_CHALLENGE_:
Every line with the string "name" should be gathered.

--- START RECORDS SHOWN ---

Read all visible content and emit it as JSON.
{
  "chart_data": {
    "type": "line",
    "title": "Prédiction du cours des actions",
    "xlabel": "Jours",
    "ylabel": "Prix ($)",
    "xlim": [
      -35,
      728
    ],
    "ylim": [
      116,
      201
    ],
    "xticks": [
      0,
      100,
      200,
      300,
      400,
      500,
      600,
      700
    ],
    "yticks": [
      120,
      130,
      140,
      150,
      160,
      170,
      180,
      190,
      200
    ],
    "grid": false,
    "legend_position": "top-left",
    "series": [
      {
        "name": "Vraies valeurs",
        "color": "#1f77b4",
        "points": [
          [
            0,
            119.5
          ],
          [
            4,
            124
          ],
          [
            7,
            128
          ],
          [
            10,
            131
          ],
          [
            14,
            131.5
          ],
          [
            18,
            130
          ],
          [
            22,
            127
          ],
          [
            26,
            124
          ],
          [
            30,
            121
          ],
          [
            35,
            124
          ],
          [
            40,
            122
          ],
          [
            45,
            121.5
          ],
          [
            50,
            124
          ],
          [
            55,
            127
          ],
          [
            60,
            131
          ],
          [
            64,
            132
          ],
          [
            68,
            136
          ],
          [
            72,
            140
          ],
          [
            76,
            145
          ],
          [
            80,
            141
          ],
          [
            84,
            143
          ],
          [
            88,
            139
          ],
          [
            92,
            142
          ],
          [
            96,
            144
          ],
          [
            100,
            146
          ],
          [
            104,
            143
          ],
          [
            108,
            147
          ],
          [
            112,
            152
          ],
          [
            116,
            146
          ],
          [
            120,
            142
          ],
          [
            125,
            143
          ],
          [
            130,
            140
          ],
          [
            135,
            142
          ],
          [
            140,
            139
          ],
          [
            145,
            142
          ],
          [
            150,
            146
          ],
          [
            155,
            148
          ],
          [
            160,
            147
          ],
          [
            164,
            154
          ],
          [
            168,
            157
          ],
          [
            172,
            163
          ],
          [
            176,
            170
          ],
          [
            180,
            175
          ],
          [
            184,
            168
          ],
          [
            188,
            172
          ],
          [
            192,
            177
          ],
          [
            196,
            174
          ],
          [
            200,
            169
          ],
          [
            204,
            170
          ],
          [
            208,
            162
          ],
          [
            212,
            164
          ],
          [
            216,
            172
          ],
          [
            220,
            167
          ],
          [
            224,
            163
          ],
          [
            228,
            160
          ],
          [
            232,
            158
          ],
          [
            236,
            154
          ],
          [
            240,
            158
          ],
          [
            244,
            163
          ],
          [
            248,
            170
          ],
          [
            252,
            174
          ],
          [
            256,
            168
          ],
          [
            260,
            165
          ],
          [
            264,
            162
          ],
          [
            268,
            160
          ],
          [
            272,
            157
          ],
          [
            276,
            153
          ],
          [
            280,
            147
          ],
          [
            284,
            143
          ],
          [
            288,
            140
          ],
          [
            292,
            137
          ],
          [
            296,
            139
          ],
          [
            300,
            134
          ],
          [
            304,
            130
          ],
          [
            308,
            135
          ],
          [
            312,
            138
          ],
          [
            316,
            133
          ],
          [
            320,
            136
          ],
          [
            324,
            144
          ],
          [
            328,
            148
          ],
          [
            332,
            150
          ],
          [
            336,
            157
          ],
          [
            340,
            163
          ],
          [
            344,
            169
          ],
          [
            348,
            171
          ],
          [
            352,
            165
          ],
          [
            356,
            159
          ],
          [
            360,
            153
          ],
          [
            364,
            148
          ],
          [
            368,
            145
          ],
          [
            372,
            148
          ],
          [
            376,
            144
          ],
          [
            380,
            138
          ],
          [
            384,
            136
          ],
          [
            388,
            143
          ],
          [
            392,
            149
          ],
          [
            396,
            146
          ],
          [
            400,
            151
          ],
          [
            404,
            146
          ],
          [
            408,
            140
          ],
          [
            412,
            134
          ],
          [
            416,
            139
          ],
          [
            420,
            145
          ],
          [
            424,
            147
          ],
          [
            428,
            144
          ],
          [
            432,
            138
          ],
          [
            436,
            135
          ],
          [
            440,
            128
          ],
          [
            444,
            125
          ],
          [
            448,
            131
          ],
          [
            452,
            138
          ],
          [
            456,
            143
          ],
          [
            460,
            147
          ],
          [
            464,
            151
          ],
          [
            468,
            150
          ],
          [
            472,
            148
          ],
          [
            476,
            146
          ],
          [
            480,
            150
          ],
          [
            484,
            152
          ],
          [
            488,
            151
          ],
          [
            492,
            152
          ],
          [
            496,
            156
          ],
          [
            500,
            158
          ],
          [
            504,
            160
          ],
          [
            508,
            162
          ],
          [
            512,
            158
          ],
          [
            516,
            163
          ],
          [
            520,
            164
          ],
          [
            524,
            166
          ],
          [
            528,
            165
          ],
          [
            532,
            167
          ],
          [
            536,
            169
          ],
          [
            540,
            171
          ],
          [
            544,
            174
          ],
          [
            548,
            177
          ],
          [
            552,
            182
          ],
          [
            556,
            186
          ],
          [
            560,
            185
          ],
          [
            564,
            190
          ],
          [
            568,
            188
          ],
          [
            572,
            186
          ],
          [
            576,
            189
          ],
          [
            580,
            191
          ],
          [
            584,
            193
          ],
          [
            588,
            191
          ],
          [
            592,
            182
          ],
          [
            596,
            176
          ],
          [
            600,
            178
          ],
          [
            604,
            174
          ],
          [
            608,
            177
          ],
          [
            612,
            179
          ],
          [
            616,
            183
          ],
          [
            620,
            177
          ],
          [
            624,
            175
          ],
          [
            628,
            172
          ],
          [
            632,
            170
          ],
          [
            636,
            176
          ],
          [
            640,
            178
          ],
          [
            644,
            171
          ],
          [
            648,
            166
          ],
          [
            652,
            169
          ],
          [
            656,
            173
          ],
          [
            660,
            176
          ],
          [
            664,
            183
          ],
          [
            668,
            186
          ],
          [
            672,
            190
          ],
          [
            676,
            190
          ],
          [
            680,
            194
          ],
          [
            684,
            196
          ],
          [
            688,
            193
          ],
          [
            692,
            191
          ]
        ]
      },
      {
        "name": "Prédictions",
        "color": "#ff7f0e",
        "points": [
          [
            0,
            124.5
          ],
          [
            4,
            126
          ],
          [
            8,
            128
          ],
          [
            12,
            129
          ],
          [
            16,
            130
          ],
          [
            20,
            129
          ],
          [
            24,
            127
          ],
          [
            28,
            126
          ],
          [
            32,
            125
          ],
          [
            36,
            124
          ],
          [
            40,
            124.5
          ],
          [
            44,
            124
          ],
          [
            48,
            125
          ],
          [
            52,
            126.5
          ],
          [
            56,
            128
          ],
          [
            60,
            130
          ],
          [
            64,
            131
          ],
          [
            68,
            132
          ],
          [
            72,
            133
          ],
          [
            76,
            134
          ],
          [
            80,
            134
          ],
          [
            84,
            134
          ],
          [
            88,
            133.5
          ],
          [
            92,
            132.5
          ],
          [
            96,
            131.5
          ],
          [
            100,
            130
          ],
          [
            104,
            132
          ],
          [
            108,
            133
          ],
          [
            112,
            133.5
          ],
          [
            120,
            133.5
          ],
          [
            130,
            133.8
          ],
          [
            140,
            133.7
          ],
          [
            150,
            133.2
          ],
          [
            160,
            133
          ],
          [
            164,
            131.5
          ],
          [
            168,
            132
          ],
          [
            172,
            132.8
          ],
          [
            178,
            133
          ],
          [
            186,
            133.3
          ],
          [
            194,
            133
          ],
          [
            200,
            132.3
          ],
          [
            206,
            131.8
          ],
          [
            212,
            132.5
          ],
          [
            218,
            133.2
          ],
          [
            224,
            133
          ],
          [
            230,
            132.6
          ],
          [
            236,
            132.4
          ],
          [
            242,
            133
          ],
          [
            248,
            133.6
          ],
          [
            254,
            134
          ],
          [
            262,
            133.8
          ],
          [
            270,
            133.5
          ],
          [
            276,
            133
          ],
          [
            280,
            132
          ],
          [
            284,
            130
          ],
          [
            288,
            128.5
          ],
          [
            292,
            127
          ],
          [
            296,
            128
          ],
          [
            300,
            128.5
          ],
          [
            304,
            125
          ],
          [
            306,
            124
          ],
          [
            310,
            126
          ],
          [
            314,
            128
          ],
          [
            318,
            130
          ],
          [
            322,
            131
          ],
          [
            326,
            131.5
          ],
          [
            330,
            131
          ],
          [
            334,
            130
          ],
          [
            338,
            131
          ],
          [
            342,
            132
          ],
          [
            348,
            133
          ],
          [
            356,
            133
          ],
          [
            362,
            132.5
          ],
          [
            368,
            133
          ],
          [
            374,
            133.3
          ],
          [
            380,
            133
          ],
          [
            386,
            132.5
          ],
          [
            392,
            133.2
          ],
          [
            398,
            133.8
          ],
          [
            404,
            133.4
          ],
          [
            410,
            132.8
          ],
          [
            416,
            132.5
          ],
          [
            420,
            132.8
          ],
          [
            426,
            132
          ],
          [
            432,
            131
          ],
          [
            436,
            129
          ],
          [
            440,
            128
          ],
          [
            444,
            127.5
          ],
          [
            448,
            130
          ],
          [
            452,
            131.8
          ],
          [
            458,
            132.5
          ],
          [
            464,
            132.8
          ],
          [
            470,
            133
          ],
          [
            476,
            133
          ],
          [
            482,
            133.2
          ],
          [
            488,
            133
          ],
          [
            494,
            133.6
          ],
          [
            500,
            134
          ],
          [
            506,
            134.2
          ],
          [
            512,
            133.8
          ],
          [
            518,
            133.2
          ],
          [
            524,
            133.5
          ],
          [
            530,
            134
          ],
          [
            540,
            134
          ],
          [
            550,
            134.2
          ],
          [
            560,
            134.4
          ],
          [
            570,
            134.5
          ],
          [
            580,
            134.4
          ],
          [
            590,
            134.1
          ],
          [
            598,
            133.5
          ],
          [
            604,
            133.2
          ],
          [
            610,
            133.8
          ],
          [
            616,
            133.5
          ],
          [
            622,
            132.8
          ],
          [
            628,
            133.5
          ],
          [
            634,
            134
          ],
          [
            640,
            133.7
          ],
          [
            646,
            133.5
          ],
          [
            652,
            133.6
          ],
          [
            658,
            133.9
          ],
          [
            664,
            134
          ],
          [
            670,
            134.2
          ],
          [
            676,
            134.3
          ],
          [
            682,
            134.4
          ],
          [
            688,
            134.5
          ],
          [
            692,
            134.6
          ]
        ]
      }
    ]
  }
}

--- END RECORDS SHOWN ---

_RESULT FOR THIS TASK_:
        "name": "Vraies valeurs",
        "name": "Prédictions",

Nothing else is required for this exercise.